■ The exercise
Produce a verbatim copy of the entries listed below.

■ Records provided
◆ ◆ ◆ ◆
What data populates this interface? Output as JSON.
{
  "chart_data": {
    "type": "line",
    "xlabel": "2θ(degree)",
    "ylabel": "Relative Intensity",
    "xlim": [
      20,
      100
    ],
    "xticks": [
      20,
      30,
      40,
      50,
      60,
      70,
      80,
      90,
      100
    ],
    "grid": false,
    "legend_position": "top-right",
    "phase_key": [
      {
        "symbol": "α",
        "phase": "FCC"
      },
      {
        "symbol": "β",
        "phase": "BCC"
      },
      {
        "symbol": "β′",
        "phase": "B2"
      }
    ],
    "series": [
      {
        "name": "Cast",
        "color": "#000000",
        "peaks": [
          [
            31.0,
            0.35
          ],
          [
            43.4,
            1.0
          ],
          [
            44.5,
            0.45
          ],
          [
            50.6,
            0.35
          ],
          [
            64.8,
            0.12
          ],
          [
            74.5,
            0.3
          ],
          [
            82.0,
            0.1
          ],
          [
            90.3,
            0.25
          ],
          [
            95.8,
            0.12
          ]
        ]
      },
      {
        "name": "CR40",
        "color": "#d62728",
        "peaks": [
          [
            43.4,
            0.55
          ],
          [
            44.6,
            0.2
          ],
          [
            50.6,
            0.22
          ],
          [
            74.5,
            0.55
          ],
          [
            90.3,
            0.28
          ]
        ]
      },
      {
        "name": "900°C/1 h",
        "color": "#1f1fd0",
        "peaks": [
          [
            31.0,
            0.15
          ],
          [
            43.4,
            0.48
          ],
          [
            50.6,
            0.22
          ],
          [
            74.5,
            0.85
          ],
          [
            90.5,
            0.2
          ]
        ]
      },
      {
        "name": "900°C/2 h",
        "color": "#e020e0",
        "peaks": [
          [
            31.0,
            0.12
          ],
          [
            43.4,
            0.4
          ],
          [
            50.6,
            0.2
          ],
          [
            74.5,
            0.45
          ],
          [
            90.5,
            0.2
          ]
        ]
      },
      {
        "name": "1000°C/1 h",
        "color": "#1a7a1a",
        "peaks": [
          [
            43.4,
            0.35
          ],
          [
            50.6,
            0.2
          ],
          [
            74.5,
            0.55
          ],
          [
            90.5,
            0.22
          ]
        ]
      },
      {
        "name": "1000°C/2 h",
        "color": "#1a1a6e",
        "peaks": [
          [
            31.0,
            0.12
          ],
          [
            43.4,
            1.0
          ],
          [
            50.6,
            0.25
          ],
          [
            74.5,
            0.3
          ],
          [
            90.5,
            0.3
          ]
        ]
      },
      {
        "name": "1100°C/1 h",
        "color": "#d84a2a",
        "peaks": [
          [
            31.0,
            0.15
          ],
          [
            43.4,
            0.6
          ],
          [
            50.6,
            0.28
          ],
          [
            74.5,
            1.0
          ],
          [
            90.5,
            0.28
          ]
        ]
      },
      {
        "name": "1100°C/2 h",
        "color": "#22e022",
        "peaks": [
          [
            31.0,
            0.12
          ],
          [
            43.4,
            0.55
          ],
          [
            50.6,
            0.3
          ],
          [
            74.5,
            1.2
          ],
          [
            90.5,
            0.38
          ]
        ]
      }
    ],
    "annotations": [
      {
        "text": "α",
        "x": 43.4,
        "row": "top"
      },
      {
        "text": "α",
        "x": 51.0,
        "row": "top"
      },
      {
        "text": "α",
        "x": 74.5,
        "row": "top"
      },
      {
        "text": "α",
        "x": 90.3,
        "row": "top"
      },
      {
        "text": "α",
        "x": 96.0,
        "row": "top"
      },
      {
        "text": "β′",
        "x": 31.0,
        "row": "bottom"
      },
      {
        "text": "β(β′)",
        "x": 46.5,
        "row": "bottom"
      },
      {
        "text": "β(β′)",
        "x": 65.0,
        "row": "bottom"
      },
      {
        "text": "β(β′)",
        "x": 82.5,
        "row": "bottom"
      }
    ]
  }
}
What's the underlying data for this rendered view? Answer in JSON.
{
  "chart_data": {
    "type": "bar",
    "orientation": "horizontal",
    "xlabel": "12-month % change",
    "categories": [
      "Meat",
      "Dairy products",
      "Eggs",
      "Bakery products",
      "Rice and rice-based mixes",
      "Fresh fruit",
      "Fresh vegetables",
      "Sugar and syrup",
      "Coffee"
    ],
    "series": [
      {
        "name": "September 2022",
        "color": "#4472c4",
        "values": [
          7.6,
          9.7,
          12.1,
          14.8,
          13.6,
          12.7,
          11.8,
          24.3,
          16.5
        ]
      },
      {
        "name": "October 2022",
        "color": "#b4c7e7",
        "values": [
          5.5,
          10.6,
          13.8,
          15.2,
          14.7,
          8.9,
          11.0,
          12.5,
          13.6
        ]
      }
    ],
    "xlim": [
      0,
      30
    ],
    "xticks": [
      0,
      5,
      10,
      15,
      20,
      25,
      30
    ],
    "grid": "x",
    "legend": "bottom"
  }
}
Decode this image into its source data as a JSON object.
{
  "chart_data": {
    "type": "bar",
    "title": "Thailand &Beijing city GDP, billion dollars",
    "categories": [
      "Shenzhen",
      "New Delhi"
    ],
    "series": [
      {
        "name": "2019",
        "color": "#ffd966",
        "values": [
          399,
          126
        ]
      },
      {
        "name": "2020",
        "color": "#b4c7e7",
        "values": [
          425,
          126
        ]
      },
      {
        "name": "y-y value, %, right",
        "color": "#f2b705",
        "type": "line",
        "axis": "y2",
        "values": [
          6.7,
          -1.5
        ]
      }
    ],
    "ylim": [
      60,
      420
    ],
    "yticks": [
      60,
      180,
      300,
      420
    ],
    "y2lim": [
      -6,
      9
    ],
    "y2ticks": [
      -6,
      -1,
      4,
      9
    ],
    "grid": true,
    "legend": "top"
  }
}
◆ ◆ ◆ ◆
■ Worked solution
What data populates this interface? Output as JSON.
{
  "chart_data": {
    "type": "line",
    "xlabel": "2θ(degree)",
    "ylabel": "Relative Intensity",
    "xlim": [
      20,
      100
    ],
    "xticks": [
      20,
      30,
      40,
      50,
      60,
      70,
      80,
      90,
      100
    ],
    "grid": false,
    "legend_position": "top-right",
    "phase_key": [
      {
        "symbol": "α",
        "phase": "FCC"
      },
      {
        "symbol": "β",
        "phase": "BCC"
      },
      {
        "symbol": "β′",
        "phase": "B2"
      }
    ],
    "series": [
      {
        "name": "Cast",
        "color": "#000000",
        "peaks": [
          [
            31.0,
            0.35
          ],
          [
            43.4,
            1.0
          ],
          [
            44.5,
            0.45
          ],
          [
            50.6,
            0.35
          ],
          [
            64.8,
            0.12
          ],
          [
            74.5,
            0.3
          ],
          [
            82.0,
            0.1
          ],
          [
            90.3,
            0.25
          ],
          [
            95.8,
            0.12
          ]
        ]
      },
      {
        "name": "CR40",
        "color": "#d62728",
        "peaks": [
          [
            43.4,
            0.55
          ],
          [
            44.6,
            0.2
          ],
          [
            50.6,
            0.22
          ],
          [
            74.5,
            0.55
          ],
          [
            90.3,
            0.28
          ]
        ]
      },
      {
        "name": "900°C/1 h",
        "color": "#1f1fd0",
        "peaks": [
          [
            31.0,
            0.15
          ],
          [
            43.4,
            0.48
          ],
          [
            50.6,
            0.22
          ],
          [
            74.5,
            0.85
          ],
          [
            90.5,
            0.2
          ]
        ]
      },
      {
        "name": "900°C/2 h",
        "color": "#e020e0",
        "peaks": [
          [
            31.0,
            0.12
          ],
          [
            43.4,
            0.4
          ],
          [
            50.6,
            0.2
          ],
          [
            74.5,
            0.45
          ],
          [
            90.5,
            0.2
          ]
        ]
      },
      {
        "name": "1000°C/1 h",
        "color": "#1a7a1a",
        "peaks": [
          [
            43.4,
            0.35
          ],
          [
            50.6,
            0.2
          ],
          [
            74.5,
            0.55
          ],
          [
            90.5,
            0.22
          ]
        ]
      },
      {
        "name": "1000°C/2 h",
        "color": "#1a1a6e",
        "peaks": [
          [
            31.0,
            0.12
          ],
          [
            43.4,
            1.0
          ],
          [
            50.6,
            0.25
          ],
          [
            74.5,
            0.3
          ],
          [
            90.5,
            0.3
          ]
        ]
      },
      {
        "name": "1100°C/1 h",
        "color": "#d84a2a",
        "peaks": [
          [
            31.0,
            0.15
          ],
          [
            43.4,
            0.6
          ],
          [
            50.6,
            0.28
          ],
          [
            74.5,
            1.0
          ],
          [
            90.5,
            0.28
          ]
        ]
      },
      {
        "name": "1100°C/2 h",
        "color": "#22e022",
        "peaks": [
          [
            31.0,
            0.12
          ],
          [
            43.4,
            0.55
          ],
          [
            50.6,
            0.3
          ],
          [
            74.5,
            1.2
          ],
          [
            90.5,
            0.38
          ]
        ]
      }
    ],
    "annotations": [
      {
        "text": "α",
        "x": 43.4,
        "row": "top"
      },
      {
        "text": "α",
        "x": 51.0,
        "row": "top"
      },
      {
        "text": "α",
        "x": 74.5,
        "row": "top"
      },
      {
        "text": "α",
        "x": 90.3,
        "row": "top"
      },
      {
        "text": "α",
        "x": 96.0,
        "row": "top"
      },
      {
        "text": "β′",
        "x": 31.0,
        "row": "bottom"
      },
      {
        "text": "β(β′)",
        "x": 46.5,
        "row": "bottom"
      },
      {
        "text": "β(β′)",
        "x": 65.0,
        "row": "bottom"
      },
      {
        "text": "β(β′)",
        "x": 82.5,
        "row": "bottom"
      }
    ]
  }
}
What's the underlying data for this rendered view? Answer in JSON.
{
  "chart_data": {
    "type": "bar",
    "orientation": "horizontal",
    "xlabel": "12-month % change",
    "categories": [
      "Meat",
      "Dairy products",
      "Eggs",
      "Bakery products",
      "Rice and rice-based mixes",
      "Fresh fruit",
      "Fresh vegetables",
      "Sugar and syrup",
      "Coffee"
    ],
    "series": [
      {
        "name": "September 2022",
        "color": "#4472c4",
        "values": [
          7.6,
          9.7,
          12.1,
          14.8,
          13.6,
          12.7,
          11.8,
          24.3,
          16.5
        ]
      },
      {
        "name": "October 2022",
        "color": "#b4c7e7",
        "values": [
          5.5,
          10.6,
          13.8,
          15.2,
          14.7,
          8.9,
          11.0,
          12.5,
          13.6
        ]
      }
    ],
    "xlim": [
      0,
      30
    ],
    "xticks": [
      0,
      5,
      10,
      15,
      20,
      25,
      30
    ],
    "grid": "x",
    "legend": "bottom"
  }
}
Decode this image into its source data as a JSON object.
{
  "chart_data": {
    "type": "bar",
    "title": "Thailand &Beijing city GDP, billion dollars",
    "categories": [
      "Shenzhen",
      "New Delhi"
    ],
    "series": [
      {
        "name": "2019",
        "color": "#ffd966",
        "values": [
          399,
          126
        ]
      },
      {
        "name": "2020",
        "color": "#b4c7e7",
        "values": [
          425,
          126
        ]
      },
      {
        "name": "y-y value, %, right",
        "color": "#f2b705",
        "type": "line",
        "axis": "y2",
        "values": [
          6.7,
          -1.5
        ]
      }
    ],
    "ylim": [
      60,
      420
    ],
    "yticks": [
      60,
      180,
      300,
      420
    ],
    "y2lim": [
      -6,
      9
    ],
    "y2ticks": [
      -6,
      -1,
      4,
      9
    ],
    "grid": true,
    "legend": "top"
  }
}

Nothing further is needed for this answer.